Work to be completed: Pictures do not belong in the copy; restate the records below word for word.

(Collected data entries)
----

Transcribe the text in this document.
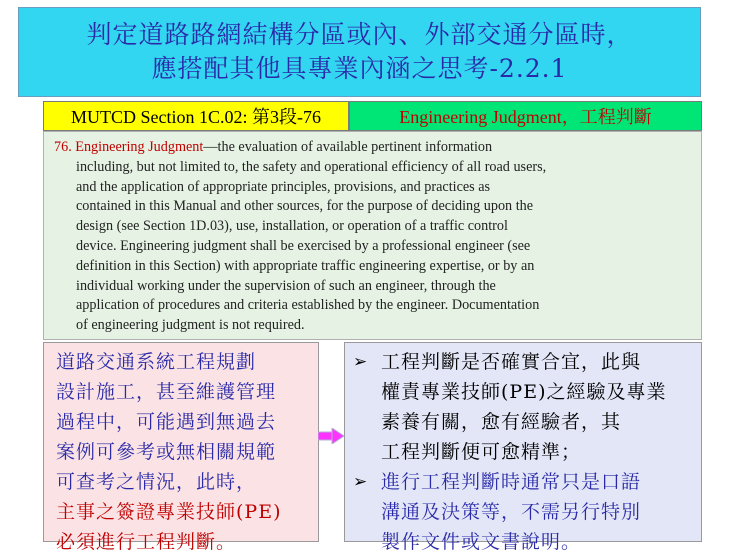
判定道路路網結構分區或內、外部交通分區時，
應搭配其他具專業內涵之思考-2.2.1
MUTCD Section 1C.02: 第3段-76	Engineering Judgment，工程判斷
76. Engineering Judgment—the evaluation of available pertinent information
including, but not limited to, the safety and operational efficiency of all road users,
and the application of appropriate principles, provisions, and practices as
contained in this Manual and other sources, for the purpose of deciding upon the
design (see Section 1D.03), use, installation, or operation of a traffic control
device. Engineering judgment shall be exercised by a professional engineer (see
definition in this Section) with appropriate traffic engineering expertise, or by an
individual working under the supervision of such an engineer, through the
application of procedures and criteria established by the engineer. Documentation
of engineering judgment is not required.
道路交通系統工程規劃
設計施工，甚至維護管理
過程中，可能遇到無過去
案例可參考或無相關規範
可查考之情況，此時，
主事之簽證專業技師(PE)
必須進行工程判斷。
➢ 工程判斷是否確實合宜，此與
權責專業技師(PE)之經驗及專業
素養有關，愈有經驗者，其
工程判斷便可愈精準；
➢ 進行工程判斷時通常只是口語
溝通及決策等，不需另行特別
製作文件或文書說明。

----

In response:
Transcribe the text in this document.
判定道路路網結構分區或內、外部交通分區時，
應搭配其他具專業內涵之思考-2.2.1
MUTCD Section 1C.02: 第3段-76	Engineering Judgment，工程判斷
76. Engineering Judgment—the evaluation of available pertinent information
including, but not limited to, the safety and operational efficiency of all road users,
and the application of appropriate principles, provisions, and practices as
contained in this Manual and other sources, for the purpose of deciding upon the
design (see Section 1D.03), use, installation, or operation of a traffic control
device. Engineering judgment shall be exercised by a professional engineer (see
definition in this Section) with appropriate traffic engineering expertise, or by an
individual working under the supervision of such an engineer, through the
application of procedures and criteria established by the engineer. Documentation
of engineering judgment is not required.
道路交通系統工程規劃
設計施工，甚至維護管理
過程中，可能遇到無過去
案例可參考或無相關規範
可查考之情況，此時，
主事之簽證專業技師(PE)
必須進行工程判斷。
➢ 工程判斷是否確實合宜，此與
權責專業技師(PE)之經驗及專業
素養有關，愈有經驗者，其
工程判斷便可愈精準；
➢ 進行工程判斷時通常只是口語
溝通及決策等，不需另行特別
製作文件或文書說明。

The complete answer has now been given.